Stated goal: Recast every line of the material below as a numbered list, skipping any blank lines.
══ Records to use ══
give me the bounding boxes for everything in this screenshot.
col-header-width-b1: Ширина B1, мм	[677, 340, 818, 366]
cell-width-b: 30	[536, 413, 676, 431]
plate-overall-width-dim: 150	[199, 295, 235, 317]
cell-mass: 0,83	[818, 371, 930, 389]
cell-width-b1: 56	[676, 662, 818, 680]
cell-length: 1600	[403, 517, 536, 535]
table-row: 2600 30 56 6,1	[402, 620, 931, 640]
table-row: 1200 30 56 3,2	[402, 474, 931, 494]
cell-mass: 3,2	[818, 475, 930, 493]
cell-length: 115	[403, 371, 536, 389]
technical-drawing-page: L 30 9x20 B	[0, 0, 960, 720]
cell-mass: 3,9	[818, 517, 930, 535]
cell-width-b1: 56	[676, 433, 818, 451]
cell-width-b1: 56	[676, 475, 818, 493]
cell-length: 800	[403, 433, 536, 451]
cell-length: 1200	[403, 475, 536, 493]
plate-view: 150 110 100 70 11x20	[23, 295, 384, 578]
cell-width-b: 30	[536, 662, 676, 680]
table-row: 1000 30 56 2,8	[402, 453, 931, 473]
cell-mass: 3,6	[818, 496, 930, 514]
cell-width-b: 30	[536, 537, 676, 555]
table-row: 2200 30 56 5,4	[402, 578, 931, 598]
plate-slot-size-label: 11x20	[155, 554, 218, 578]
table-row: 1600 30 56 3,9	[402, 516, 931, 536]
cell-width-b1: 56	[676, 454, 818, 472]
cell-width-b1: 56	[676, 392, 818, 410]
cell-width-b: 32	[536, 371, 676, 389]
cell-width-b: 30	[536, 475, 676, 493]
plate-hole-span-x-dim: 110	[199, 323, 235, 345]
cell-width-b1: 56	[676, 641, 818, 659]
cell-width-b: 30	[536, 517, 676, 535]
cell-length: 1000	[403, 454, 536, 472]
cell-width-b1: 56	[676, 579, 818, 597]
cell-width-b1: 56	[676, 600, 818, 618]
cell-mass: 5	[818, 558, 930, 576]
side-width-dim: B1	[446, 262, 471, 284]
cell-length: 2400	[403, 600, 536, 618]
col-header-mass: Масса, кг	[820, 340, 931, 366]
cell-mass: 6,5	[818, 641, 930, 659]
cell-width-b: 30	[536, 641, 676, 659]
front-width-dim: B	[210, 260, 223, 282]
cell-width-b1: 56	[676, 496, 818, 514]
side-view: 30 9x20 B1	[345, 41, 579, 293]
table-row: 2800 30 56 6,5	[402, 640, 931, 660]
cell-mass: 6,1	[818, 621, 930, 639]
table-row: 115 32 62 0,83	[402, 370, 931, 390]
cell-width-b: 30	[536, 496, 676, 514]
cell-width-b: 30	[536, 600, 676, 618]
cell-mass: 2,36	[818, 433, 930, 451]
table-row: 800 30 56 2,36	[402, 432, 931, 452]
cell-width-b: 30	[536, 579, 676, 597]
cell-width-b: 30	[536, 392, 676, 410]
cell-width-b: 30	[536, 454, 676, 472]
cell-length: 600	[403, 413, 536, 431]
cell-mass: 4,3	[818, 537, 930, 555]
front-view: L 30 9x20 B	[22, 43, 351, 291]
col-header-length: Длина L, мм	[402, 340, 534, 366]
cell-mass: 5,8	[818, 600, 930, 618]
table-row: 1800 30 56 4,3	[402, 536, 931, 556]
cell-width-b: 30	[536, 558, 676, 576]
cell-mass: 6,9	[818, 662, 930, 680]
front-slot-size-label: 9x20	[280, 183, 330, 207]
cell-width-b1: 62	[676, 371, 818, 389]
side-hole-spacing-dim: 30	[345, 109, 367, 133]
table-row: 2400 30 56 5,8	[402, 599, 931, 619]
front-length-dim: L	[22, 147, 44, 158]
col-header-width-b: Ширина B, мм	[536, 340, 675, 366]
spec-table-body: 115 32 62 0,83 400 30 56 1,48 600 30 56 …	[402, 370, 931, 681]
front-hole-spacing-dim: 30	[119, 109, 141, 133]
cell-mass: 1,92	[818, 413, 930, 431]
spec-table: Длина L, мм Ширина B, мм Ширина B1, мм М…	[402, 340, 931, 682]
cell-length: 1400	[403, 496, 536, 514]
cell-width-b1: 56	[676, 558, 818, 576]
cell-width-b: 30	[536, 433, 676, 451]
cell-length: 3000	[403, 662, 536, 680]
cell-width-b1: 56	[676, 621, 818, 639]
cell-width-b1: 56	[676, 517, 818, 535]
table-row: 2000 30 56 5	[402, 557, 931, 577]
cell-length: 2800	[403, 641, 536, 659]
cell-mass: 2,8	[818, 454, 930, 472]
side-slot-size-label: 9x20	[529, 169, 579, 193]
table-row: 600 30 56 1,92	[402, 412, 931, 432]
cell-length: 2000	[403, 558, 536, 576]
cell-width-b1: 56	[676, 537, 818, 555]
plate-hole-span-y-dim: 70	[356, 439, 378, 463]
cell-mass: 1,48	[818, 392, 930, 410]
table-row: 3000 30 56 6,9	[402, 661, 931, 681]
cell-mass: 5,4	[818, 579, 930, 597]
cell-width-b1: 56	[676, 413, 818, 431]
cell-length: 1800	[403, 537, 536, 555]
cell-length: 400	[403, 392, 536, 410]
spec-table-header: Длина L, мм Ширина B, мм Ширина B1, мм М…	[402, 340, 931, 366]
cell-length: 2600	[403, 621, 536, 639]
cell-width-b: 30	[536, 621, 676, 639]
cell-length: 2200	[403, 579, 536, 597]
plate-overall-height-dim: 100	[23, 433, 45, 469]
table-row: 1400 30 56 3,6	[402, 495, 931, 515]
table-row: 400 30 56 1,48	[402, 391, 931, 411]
═══
Finished answer:
1. give me the bounding boxes for everything in this screenshot.
2. col-header-width-b1: Ширина B1, мм	[677, 340, 818, 366]
3. cell-width-b: 30	[536, 413, 676, 431]
4. plate-overall-width-dim: 150	[199, 295, 235, 317]
5. cell-mass: 0,83	[818, 371, 930, 389]
6. cell-width-b1: 56	[676, 662, 818, 680]
7. cell-length: 1600	[403, 517, 536, 535]
8. table-row: 2600 30 56 6,1	[402, 620, 931, 640]
9. table-row: 1200 30 56 3,2	[402, 474, 931, 494]
10. cell-mass: 3,2	[818, 475, 930, 493]
11. cell-length: 115	[403, 371, 536, 389]
12. technical-drawing-page: L 30 9x20 B	[0, 0, 960, 720]
13. cell-mass: 3,9	[818, 517, 930, 535]
14. cell-width-b1: 56	[676, 433, 818, 451]
15. cell-width-b1: 56	[676, 475, 818, 493]
16. cell-length: 800	[403, 433, 536, 451]
17. cell-length: 1200	[403, 475, 536, 493]
18. plate-view: 150 110 100 70 11x20	[23, 295, 384, 578]
19. cell-width-b: 30	[536, 662, 676, 680]
20. table-row: 1000 30 56 2,8	[402, 453, 931, 473]
21. cell-mass: 3,6	[818, 496, 930, 514]
22. cell-width-b: 30	[536, 537, 676, 555]
23. table-row: 2200 30 56 5,4	[402, 578, 931, 598]
24. plate-slot-size-label: 11x20	[155, 554, 218, 578]
25. table-row: 1600 30 56 3,9	[402, 516, 931, 536]
26. cell-width-b1: 56	[676, 454, 818, 472]
27. cell-width-b1: 56	[676, 392, 818, 410]
28. cell-width-b: 32	[536, 371, 676, 389]
29. cell-width-b: 30	[536, 475, 676, 493]
30. plate-hole-span-x-dim: 110	[199, 323, 235, 345]
31. cell-width-b1: 56	[676, 641, 818, 659]
32. cell-width-b: 30	[536, 517, 676, 535]
33. cell-length: 1000	[403, 454, 536, 472]
34. cell-width-b1: 56	[676, 579, 818, 597]
35. cell-width-b1: 56	[676, 600, 818, 618]
36. cell-mass: 5	[818, 558, 930, 576]
37. side-width-dim: B1	[446, 262, 471, 284]
38. cell-length: 2400	[403, 600, 536, 618]
39. col-header-mass: Масса, кг	[820, 340, 931, 366]
40. cell-mass: 6,5	[818, 641, 930, 659]
41. cell-width-b: 30	[536, 641, 676, 659]
42. front-width-dim: B	[210, 260, 223, 282]
43. cell-width-b1: 56	[676, 496, 818, 514]
44. side-view: 30 9x20 B1	[345, 41, 579, 293]
45. table-row: 2800 30 56 6,5	[402, 640, 931, 660]
46. cell-mass: 6,1	[818, 621, 930, 639]
47. table-row: 115 32 62 0,83	[402, 370, 931, 390]
48. cell-width-b: 30	[536, 496, 676, 514]
49. cell-width-b: 30	[536, 600, 676, 618]
50. cell-mass: 2,36	[818, 433, 930, 451]
51. table-row: 800 30 56 2,36	[402, 432, 931, 452]
52. cell-width-b: 30	[536, 579, 676, 597]
53. cell-width-b: 30	[536, 392, 676, 410]
54. cell-width-b: 30	[536, 454, 676, 472]
55. cell-length: 600	[403, 413, 536, 431]
56. cell-mass: 4,3	[818, 537, 930, 555]
57. front-view: L 30 9x20 B	[22, 43, 351, 291]
58. col-header-length: Длина L, мм	[402, 340, 534, 366]
59. cell-mass: 5,8	[818, 600, 930, 618]
60. table-row: 1800 30 56 4,3	[402, 536, 931, 556]
61. cell-width-b: 30	[536, 558, 676, 576]
62. cell-mass: 6,9	[818, 662, 930, 680]
63. front-slot-size-label: 9x20	[280, 183, 330, 207]
64. cell-width-b1: 62	[676, 371, 818, 389]
65. side-hole-spacing-dim: 30	[345, 109, 367, 133]
66. table-row: 2400 30 56 5,8	[402, 599, 931, 619]
67. front-length-dim: L	[22, 147, 44, 158]
68. col-header-width-b: Ширина B, мм	[536, 340, 675, 366]
69. spec-table-body: 115 32 62 0,83 400 30 56 1,48 600 30 56 …	[402, 370, 931, 681]
70. front-hole-spacing-dim: 30	[119, 109, 141, 133]
71. cell-mass: 1,92	[818, 413, 930, 431]
72. spec-table: Длина L, мм Ширина B, мм Ширина B1, мм М…	[402, 340, 931, 682]
73. cell-length: 1400	[403, 496, 536, 514]
74. cell-width-b1: 56	[676, 558, 818, 576]
75. cell-width-b: 30	[536, 433, 676, 451]
76. cell-length: 3000	[403, 662, 536, 680]
77. cell-width-b1: 56	[676, 621, 818, 639]
78. cell-width-b1: 56	[676, 517, 818, 535]
79. table-row: 2000 30 56 5	[402, 557, 931, 577]
80. cell-length: 2800	[403, 641, 536, 659]
81. cell-mass: 2,8	[818, 454, 930, 472]
82. side-slot-size-label: 9x20	[529, 169, 579, 193]
83. table-row: 600 30 56 1,92	[402, 412, 931, 432]
84. cell-length: 2000	[403, 558, 536, 576]
85. cell-width-b1: 56	[676, 537, 818, 555]
86. plate-hole-span-y-dim: 70	[356, 439, 378, 463]
87. cell-mass: 1,48	[818, 392, 930, 410]
88. table-row: 3000 30 56 6,9	[402, 661, 931, 681]
89. cell-mass: 5,4	[818, 579, 930, 597]
90. cell-width-b1: 56	[676, 413, 818, 431]
91. cell-length: 1800	[403, 537, 536, 555]
92. cell-length: 400	[403, 392, 536, 410]
93. spec-table-header: Длина L, мм Ширина B, мм Ширина B1, мм М…	[402, 340, 931, 366]
94. cell-length: 2600	[403, 621, 536, 639]
95. cell-width-b: 30	[536, 621, 676, 639]
96. cell-length: 2200	[403, 579, 536, 597]
97. plate-overall-height-dim: 100	[23, 433, 45, 469]
98. table-row: 1400 30 56 3,6	[402, 495, 931, 515]
99. table-row: 400 30 56 1,48	[402, 391, 931, 411]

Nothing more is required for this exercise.